### Your goal
Reproduce the data exactly.
---------------
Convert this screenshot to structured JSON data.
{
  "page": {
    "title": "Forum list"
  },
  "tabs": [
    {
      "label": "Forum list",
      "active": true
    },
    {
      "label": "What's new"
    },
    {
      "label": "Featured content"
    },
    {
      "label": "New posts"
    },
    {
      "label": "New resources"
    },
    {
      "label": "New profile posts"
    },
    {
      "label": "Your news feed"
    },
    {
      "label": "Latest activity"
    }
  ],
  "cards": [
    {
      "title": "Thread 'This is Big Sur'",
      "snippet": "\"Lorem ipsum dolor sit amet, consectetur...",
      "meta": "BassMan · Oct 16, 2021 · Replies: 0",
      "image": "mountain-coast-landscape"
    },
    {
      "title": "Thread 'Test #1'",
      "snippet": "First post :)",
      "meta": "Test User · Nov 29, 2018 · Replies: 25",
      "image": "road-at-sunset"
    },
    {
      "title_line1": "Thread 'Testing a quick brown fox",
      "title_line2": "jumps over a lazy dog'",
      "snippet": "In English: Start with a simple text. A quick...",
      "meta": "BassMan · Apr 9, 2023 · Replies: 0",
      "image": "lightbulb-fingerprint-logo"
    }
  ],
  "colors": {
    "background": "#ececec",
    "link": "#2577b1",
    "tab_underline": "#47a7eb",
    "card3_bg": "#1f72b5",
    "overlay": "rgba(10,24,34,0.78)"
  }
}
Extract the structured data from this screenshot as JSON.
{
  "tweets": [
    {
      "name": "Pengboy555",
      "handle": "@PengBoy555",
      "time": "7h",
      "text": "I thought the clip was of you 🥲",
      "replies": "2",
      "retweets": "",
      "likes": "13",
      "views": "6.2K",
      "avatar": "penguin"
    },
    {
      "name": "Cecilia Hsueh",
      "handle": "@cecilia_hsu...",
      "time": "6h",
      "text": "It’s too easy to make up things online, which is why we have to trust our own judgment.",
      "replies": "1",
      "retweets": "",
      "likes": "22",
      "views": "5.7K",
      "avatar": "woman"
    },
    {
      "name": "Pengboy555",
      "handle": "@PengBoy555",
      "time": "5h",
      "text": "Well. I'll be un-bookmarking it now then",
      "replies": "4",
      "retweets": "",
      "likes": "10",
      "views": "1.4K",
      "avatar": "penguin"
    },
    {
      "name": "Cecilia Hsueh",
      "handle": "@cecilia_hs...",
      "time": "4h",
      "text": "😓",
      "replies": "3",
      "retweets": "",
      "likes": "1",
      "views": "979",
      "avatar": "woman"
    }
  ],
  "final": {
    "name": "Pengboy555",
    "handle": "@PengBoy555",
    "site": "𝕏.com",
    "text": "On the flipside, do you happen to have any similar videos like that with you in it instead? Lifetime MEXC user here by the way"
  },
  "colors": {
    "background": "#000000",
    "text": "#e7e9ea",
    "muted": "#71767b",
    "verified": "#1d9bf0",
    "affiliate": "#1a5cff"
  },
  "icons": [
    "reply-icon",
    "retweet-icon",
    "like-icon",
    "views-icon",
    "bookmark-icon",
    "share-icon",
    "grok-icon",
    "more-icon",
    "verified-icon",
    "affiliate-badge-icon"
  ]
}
---------------
### Expected output
Convert this screenshot to structured JSON data.
{
  "page": {
    "title": "Forum list"
  },
  "tabs": [
    {
      "label": "Forum list",
      "active": true
    },
    {
      "label": "What's new"
    },
    {
      "label": "Featured content"
    },
    {
      "label": "New posts"
    },
    {
      "label": "New resources"
    },
    {
      "label": "New profile posts"
    },
    {
      "label": "Your news feed"
    },
    {
      "label": "Latest activity"
    }
  ],
  "cards": [
    {
      "title": "Thread 'This is Big Sur'",
      "snippet": "\"Lorem ipsum dolor sit amet, consectetur...",
      "meta": "BassMan · Oct 16, 2021 · Replies: 0",
      "image": "mountain-coast-landscape"
    },
    {
      "title": "Thread 'Test #1'",
      "snippet": "First post :)",
      "meta": "Test User · Nov 29, 2018 · Replies: 25",
      "image": "road-at-sunset"
    },
    {
      "title_line1": "Thread 'Testing a quick brown fox",
      "title_line2": "jumps over a lazy dog'",
      "snippet": "In English: Start with a simple text. A quick...",
      "meta": "BassMan · Apr 9, 2023 · Replies: 0",
      "image": "lightbulb-fingerprint-logo"
    }
  ],
  "colors": {
    "background": "#ececec",
    "link": "#2577b1",
    "tab_underline": "#47a7eb",
    "card3_bg": "#1f72b5",
    "overlay": "rgba(10,24,34,0.78)"
  }
}
Extract the structured data from this screenshot as JSON.
{
  "tweets": [
    {
      "name": "Pengboy555",
      "handle": "@PengBoy555",
      "time": "7h",
      "text": "I thought the clip was of you 🥲",
      "replies": "2",
      "retweets": "",
      "likes": "13",
      "views": "6.2K",
      "avatar": "penguin"
    },
    {
      "name": "Cecilia Hsueh",
      "handle": "@cecilia_hsu...",
      "time": "6h",
      "text": "It’s too easy to make up things online, which is why we have to trust our own judgment.",
      "replies": "1",
      "retweets": "",
      "likes": "22",
      "views": "5.7K",
      "avatar": "woman"
    },
    {
      "name": "Pengboy555",
      "handle": "@PengBoy555",
      "time": "5h",
      "text": "Well. I'll be un-bookmarking it now then",
      "replies": "4",
      "retweets": "",
      "likes": "10",
      "views": "1.4K",
      "avatar": "penguin"
    },
    {
      "name": "Cecilia Hsueh",
      "handle": "@cecilia_hs...",
      "time": "4h",
      "text": "😓",
      "replies": "3",
      "retweets": "",
      "likes": "1",
      "views": "979",
      "avatar": "woman"
    }
  ],
  "final": {
    "name": "Pengboy555",
    "handle": "@PengBoy555",
    "site": "𝕏.com",
    "text": "On the flipside, do you happen to have any similar videos like that with you in it instead? Lifetime MEXC user here by the way"
  },
  "colors": {
    "background": "#000000",
    "text": "#e7e9ea",
    "muted": "#71767b",
    "verified": "#1d9bf0",
    "affiliate": "#1a5cff"
  },
  "icons": [
    "reply-icon",
    "retweet-icon",
    "like-icon",
    "views-icon",
    "bookmark-icon",
    "share-icon",
    "grok-icon",
    "more-icon",
    "verified-icon",
    "affiliate-badge-icon"
  ]
}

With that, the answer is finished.